Task:
Extract the full listing verbatim and drop any pictures from your copy.

▬▬▬▬▬▬▬▬▬▬

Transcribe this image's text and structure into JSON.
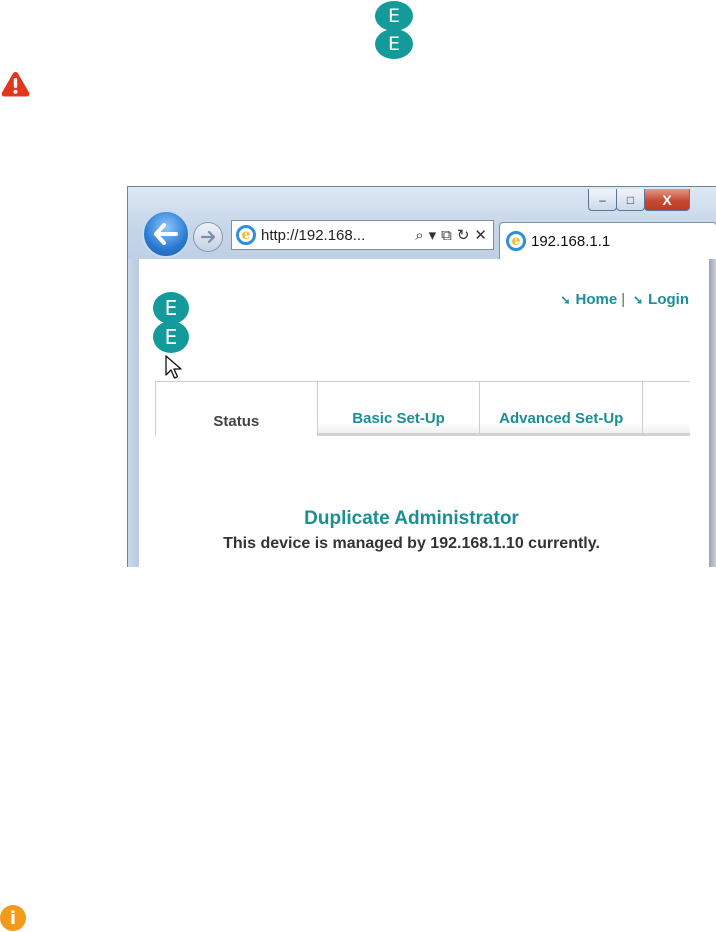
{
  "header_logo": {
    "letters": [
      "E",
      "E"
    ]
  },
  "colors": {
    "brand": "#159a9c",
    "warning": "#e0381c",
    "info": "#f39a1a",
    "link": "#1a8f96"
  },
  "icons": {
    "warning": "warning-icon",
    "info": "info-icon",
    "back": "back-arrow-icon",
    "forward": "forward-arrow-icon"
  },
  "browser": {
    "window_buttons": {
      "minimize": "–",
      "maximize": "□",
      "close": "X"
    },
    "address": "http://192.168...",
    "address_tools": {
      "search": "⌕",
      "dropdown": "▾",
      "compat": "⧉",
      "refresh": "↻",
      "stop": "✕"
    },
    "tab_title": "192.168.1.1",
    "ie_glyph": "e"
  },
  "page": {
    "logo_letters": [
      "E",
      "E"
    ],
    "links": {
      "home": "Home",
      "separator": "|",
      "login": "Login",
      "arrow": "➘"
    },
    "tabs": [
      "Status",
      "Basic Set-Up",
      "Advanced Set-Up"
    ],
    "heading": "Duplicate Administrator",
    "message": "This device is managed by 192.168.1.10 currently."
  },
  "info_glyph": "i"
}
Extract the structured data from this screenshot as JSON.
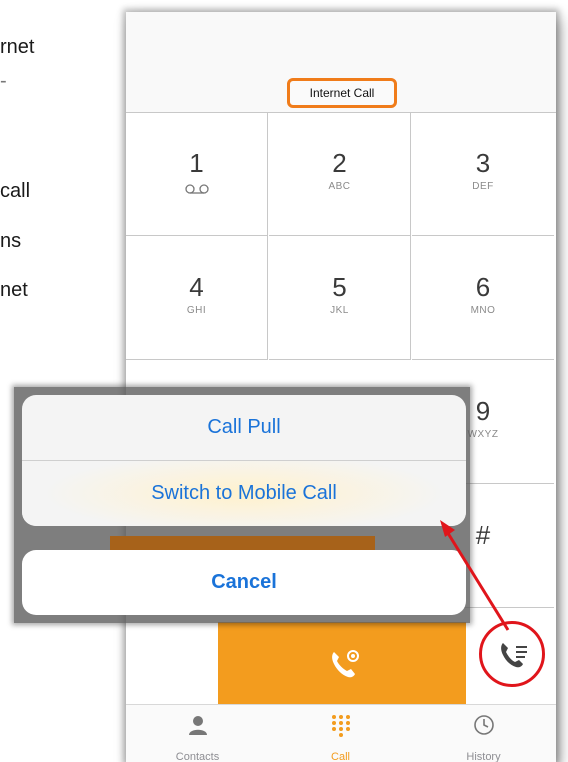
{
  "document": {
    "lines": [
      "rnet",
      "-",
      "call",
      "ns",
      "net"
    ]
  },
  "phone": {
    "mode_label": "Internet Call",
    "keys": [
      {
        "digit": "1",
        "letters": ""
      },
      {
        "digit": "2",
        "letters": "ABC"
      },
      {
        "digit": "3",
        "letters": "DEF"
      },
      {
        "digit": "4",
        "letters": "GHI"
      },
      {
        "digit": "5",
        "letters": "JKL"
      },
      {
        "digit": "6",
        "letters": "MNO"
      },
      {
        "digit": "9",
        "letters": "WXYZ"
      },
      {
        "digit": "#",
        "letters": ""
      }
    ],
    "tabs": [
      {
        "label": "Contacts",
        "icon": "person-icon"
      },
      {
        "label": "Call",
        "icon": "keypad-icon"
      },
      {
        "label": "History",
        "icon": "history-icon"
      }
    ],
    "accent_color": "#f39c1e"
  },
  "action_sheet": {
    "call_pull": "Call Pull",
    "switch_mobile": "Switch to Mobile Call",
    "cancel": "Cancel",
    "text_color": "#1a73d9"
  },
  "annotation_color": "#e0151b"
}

▬▬▬▬▬▬▬▬▬▬

Exercise result:
Transcribe this image's text and structure into JSON.
{
  "header_logo": {
    "letters": [
      "E",
      "E"
    ]
  },
  "colors": {
    "brand": "#159a9c",
    "warning": "#e0381c",
    "info": "#f39a1a",
    "link": "#1a8f96"
  },
  "icons": {
    "warning": "warning-icon",
    "info": "info-icon",
    "back": "back-arrow-icon",
    "forward": "forward-arrow-icon"
  },
  "browser": {
    "window_buttons": {
      "minimize": "–",
      "maximize": "□",
      "close": "X"
    },
    "address": "http://192.168...",
    "address_tools": {
      "search": "⌕",
      "dropdown": "▾",
      "compat": "⧉",
      "refresh": "↻",
      "stop": "✕"
    },
    "tab_title": "192.168.1.1",
    "ie_glyph": "e"
  },
  "page": {
    "logo_letters": [
      "E",
      "E"
    ],
    "links": {
      "home": "Home",
      "separator": "|",
      "login": "Login",
      "arrow": "➘"
    },
    "tabs": [
      "Status",
      "Basic Set-Up",
      "Advanced Set-Up"
    ],
    "heading": "Duplicate Administrator",
    "message": "This device is managed by 192.168.1.10 currently."
  },
  "info_glyph": "i"
}
Extract the structured data from this screenshot as JSON.
{
  "document": {
    "lines": [
      "rnet",
      "-",
      "call",
      "ns",
      "net"
    ]
  },
  "phone": {
    "mode_label": "Internet Call",
    "keys": [
      {
        "digit": "1",
        "letters": ""
      },
      {
        "digit": "2",
        "letters": "ABC"
      },
      {
        "digit": "3",
        "letters": "DEF"
      },
      {
        "digit": "4",
        "letters": "GHI"
      },
      {
        "digit": "5",
        "letters": "JKL"
      },
      {
        "digit": "6",
        "letters": "MNO"
      },
      {
        "digit": "9",
        "letters": "WXYZ"
      },
      {
        "digit": "#",
        "letters": ""
      }
    ],
    "tabs": [
      {
        "label": "Contacts",
        "icon": "person-icon"
      },
      {
        "label": "Call",
        "icon": "keypad-icon"
      },
      {
        "label": "History",
        "icon": "history-icon"
      }
    ],
    "accent_color": "#f39c1e"
  },
  "action_sheet": {
    "call_pull": "Call Pull",
    "switch_mobile": "Switch to Mobile Call",
    "cancel": "Cancel",
    "text_color": "#1a73d9"
  },
  "annotation_color": "#e0151b"
}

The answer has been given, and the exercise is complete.